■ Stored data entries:

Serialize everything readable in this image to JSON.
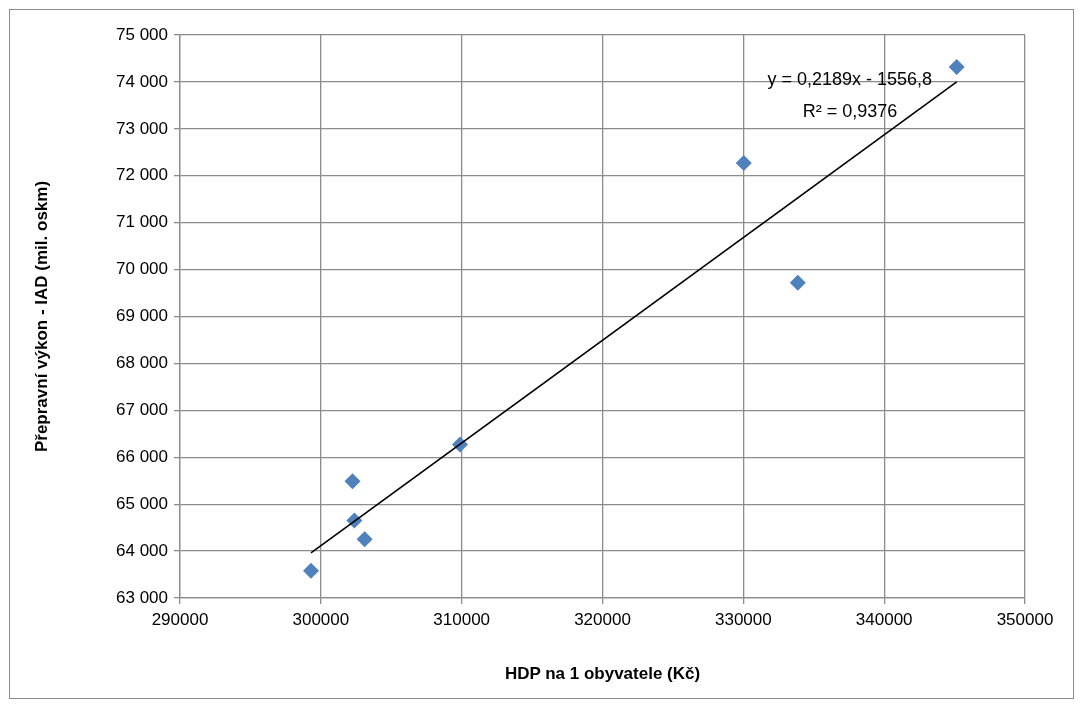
{
  "chart_data": {
    "type": "scatter",
    "xlabel": "HDP na 1 obyvatele (Kč)",
    "ylabel": "Přepravní výkon - IAD (mil. oskm)",
    "xlim": [
      290000,
      350000
    ],
    "xticks": [
      290000,
      300000,
      310000,
      320000,
      330000,
      340000,
      350000
    ],
    "ylim": [
      63000,
      75000
    ],
    "yticks": [
      {
        "value": 63000,
        "label": "63 000"
      },
      {
        "value": 64000,
        "label": "64 000"
      },
      {
        "value": 65000,
        "label": "65 000"
      },
      {
        "value": 66000,
        "label": "66 000"
      },
      {
        "value": 67000,
        "label": "67 000"
      },
      {
        "value": 68000,
        "label": "68 000"
      },
      {
        "value": 69000,
        "label": "69 000"
      },
      {
        "value": 70000,
        "label": "70 000"
      },
      {
        "value": 71000,
        "label": "71 000"
      },
      {
        "value": 72000,
        "label": "72 000"
      },
      {
        "value": 73000,
        "label": "73 000"
      },
      {
        "value": 74000,
        "label": "74 000"
      },
      {
        "value": 75000,
        "label": "75 000"
      }
    ],
    "grid": true,
    "legend": false,
    "series": [
      {
        "type": "scatter",
        "marker": "diamond",
        "color": "#4f81bd",
        "x": [
          299300,
          302250,
          302380,
          303110,
          309880,
          330030,
          333870,
          345150
        ],
        "values": [
          63580,
          65490,
          64650,
          64250,
          66270,
          72270,
          69720,
          74320
        ]
      },
      {
        "type": "line",
        "marker": "none",
        "color": "#000000",
        "x": [
          299300,
          345150
        ],
        "values": [
          63960,
          74000
        ]
      }
    ],
    "annotations": [
      "y = 0,2189x - 1556,8",
      "R² = 0,9376"
    ]
  }
}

■ YOUR GOAL: Gather every line from the entries above where the word "type" appears, and copy them.

■ RESULT BELOW:
    "type": "scatter",
        "type": "scatter",
        "type": "line",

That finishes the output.